**Work to complete:**
Write out each line in which the string "image" is present.

────────────────────

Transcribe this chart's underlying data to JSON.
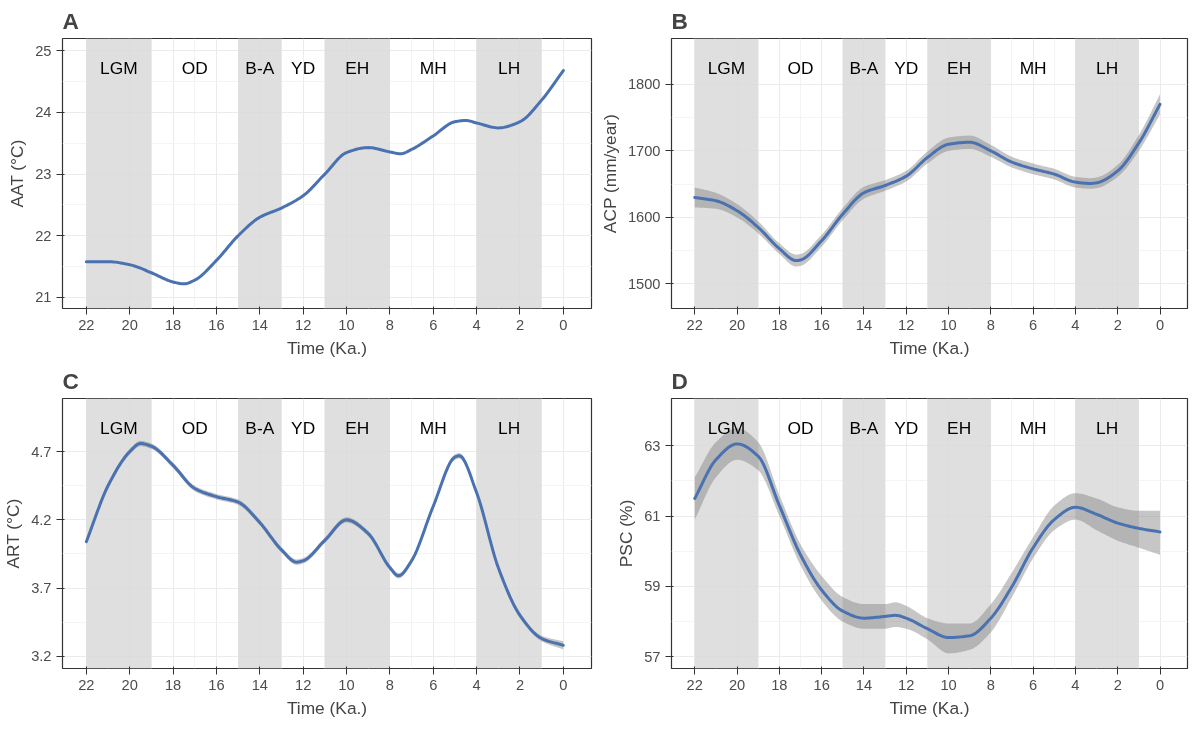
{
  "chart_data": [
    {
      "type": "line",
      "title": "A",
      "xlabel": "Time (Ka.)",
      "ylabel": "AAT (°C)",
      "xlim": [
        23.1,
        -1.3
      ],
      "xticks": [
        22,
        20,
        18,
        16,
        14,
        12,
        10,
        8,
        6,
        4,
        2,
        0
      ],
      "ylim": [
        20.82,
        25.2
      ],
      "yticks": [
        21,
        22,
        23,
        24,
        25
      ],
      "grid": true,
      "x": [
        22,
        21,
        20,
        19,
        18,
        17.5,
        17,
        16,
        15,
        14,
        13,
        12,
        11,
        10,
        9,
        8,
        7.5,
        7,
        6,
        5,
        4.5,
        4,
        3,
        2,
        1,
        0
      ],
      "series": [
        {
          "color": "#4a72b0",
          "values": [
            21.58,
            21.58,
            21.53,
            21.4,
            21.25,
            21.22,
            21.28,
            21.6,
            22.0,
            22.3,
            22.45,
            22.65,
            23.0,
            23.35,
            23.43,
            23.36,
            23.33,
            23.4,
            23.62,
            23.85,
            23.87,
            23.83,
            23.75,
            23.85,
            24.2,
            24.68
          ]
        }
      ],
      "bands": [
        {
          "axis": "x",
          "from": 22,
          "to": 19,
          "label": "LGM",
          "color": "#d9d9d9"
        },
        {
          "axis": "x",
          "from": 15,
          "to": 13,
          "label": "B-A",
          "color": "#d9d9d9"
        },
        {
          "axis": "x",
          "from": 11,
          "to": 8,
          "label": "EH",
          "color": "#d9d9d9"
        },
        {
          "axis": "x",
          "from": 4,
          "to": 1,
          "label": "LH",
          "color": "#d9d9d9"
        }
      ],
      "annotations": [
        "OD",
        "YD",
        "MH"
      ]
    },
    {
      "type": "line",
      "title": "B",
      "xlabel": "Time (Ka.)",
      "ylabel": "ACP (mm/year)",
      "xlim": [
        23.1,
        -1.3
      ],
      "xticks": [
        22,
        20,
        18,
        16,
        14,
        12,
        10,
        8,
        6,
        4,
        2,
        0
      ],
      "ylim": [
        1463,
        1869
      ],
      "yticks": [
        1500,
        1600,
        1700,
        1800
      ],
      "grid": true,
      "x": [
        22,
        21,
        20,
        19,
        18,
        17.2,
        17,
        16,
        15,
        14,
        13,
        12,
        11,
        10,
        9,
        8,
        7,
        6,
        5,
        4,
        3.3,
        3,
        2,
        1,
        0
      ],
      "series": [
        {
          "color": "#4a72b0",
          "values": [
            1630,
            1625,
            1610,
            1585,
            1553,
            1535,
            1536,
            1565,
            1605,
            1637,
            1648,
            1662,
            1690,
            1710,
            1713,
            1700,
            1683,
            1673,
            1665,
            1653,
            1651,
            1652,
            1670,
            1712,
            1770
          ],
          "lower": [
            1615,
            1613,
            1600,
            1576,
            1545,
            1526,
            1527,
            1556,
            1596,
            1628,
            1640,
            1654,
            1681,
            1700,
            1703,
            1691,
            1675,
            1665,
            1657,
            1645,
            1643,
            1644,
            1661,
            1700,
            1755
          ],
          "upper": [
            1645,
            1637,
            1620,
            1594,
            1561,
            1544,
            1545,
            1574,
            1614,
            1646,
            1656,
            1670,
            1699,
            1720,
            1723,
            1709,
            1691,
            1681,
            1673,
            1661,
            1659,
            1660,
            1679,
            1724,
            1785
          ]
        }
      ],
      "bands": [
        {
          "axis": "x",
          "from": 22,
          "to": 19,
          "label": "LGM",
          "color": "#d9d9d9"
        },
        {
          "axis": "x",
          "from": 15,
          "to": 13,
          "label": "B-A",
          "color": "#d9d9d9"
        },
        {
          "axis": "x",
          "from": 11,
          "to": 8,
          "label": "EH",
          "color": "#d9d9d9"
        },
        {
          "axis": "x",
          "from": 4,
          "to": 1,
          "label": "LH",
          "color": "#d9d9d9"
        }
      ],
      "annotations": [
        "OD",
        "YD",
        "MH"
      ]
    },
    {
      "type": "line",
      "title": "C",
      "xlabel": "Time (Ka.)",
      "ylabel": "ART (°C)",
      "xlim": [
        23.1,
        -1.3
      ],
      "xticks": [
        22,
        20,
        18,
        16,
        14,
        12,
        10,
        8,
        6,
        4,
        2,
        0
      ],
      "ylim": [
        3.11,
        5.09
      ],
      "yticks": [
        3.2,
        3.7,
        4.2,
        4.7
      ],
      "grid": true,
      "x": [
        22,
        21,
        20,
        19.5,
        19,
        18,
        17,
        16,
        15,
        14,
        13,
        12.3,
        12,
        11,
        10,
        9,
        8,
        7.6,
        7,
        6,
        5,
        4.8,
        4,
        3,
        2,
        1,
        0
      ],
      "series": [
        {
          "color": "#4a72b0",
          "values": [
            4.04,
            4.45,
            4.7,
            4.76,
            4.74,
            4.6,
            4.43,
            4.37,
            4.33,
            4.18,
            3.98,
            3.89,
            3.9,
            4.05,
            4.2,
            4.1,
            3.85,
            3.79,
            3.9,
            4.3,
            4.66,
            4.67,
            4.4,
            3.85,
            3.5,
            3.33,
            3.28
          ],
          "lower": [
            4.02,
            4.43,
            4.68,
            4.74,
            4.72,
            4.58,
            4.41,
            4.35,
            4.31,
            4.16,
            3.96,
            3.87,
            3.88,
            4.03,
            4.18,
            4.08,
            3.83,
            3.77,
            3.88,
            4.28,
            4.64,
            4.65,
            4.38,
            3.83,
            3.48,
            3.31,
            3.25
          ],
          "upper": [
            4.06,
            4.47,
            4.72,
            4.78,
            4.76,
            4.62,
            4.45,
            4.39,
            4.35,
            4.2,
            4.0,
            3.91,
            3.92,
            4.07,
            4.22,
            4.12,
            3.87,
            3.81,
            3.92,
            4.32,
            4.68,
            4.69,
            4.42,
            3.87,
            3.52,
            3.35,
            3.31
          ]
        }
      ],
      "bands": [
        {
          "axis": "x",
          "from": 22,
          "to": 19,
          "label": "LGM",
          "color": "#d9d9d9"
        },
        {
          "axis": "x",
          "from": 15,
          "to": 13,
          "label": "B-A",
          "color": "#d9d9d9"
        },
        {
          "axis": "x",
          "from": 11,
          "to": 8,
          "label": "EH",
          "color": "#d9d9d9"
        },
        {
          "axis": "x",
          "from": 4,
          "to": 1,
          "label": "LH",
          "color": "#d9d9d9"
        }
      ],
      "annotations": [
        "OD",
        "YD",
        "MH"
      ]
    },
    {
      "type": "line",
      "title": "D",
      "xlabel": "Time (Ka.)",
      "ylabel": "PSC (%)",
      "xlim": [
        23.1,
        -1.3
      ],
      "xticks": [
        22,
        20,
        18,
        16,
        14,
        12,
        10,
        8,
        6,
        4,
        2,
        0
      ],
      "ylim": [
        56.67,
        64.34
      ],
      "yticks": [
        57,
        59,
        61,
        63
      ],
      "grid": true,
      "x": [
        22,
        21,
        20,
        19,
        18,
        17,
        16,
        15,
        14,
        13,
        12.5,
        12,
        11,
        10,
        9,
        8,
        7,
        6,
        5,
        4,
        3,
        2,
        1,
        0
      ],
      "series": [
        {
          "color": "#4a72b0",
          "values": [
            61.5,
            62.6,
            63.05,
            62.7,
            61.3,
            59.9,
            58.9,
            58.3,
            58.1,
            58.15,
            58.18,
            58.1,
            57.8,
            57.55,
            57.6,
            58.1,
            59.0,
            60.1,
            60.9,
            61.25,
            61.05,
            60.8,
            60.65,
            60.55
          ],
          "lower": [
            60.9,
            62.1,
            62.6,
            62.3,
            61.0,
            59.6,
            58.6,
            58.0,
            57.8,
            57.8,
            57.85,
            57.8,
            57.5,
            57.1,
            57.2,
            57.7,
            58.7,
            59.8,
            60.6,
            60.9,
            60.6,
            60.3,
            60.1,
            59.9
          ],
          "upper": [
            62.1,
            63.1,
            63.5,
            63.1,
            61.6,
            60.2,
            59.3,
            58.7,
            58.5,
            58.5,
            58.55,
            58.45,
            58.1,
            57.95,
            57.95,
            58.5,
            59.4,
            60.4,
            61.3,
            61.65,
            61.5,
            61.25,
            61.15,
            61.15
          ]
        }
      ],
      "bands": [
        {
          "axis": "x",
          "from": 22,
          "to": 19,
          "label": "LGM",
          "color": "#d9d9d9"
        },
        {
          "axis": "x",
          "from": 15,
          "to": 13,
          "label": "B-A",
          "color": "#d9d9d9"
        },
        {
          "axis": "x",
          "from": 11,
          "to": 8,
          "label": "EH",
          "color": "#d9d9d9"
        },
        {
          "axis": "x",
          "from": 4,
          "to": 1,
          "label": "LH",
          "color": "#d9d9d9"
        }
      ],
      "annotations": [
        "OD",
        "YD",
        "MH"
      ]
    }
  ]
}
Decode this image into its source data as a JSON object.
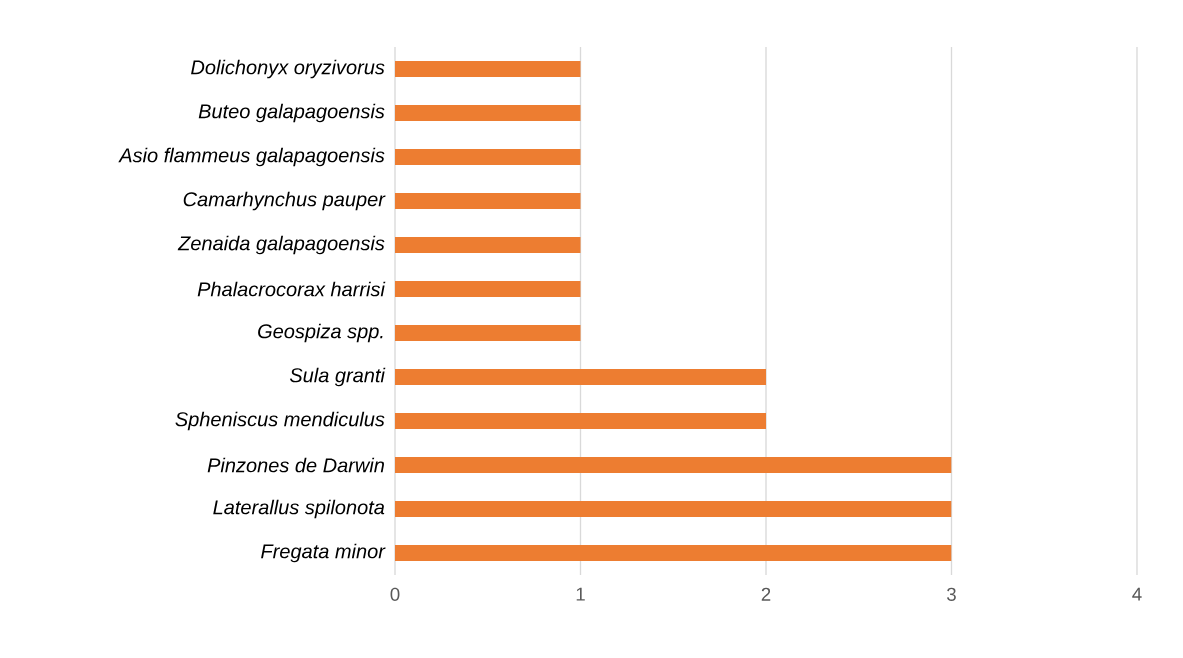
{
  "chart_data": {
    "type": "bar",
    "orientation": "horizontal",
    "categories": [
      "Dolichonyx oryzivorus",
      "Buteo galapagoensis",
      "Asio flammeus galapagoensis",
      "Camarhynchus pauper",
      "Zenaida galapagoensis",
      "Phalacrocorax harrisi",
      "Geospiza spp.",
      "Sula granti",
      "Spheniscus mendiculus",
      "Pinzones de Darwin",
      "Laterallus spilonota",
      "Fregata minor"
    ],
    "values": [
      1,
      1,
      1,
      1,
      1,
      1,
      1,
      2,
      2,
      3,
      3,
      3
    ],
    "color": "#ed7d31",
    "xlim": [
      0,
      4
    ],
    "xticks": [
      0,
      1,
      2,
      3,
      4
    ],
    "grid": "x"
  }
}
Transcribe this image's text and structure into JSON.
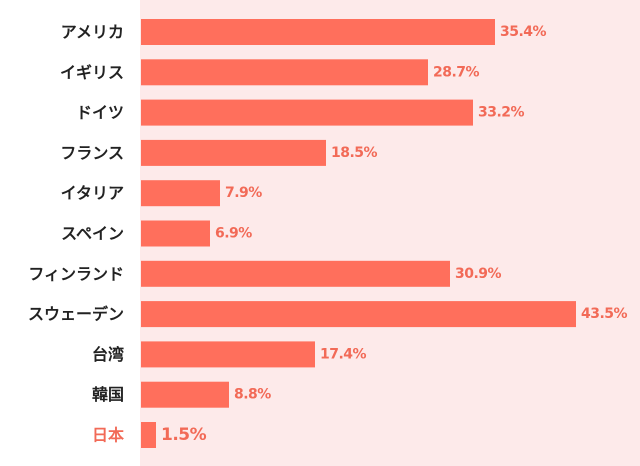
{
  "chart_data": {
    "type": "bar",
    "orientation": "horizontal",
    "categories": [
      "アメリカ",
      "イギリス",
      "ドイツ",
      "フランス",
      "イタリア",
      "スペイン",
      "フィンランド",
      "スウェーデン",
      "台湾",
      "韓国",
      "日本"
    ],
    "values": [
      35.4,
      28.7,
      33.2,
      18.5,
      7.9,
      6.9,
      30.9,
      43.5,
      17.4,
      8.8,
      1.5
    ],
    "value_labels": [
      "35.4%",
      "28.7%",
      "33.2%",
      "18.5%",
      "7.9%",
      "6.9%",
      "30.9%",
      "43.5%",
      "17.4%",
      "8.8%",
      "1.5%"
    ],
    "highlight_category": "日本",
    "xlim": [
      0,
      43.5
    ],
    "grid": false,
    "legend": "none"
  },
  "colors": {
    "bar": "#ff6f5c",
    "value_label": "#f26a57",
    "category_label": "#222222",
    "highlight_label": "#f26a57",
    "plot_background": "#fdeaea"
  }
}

────────────────────

**Solution to the exercise:**
Decode this image into its source data as a JSON object.
Transcribe this image's text and structure into JSON.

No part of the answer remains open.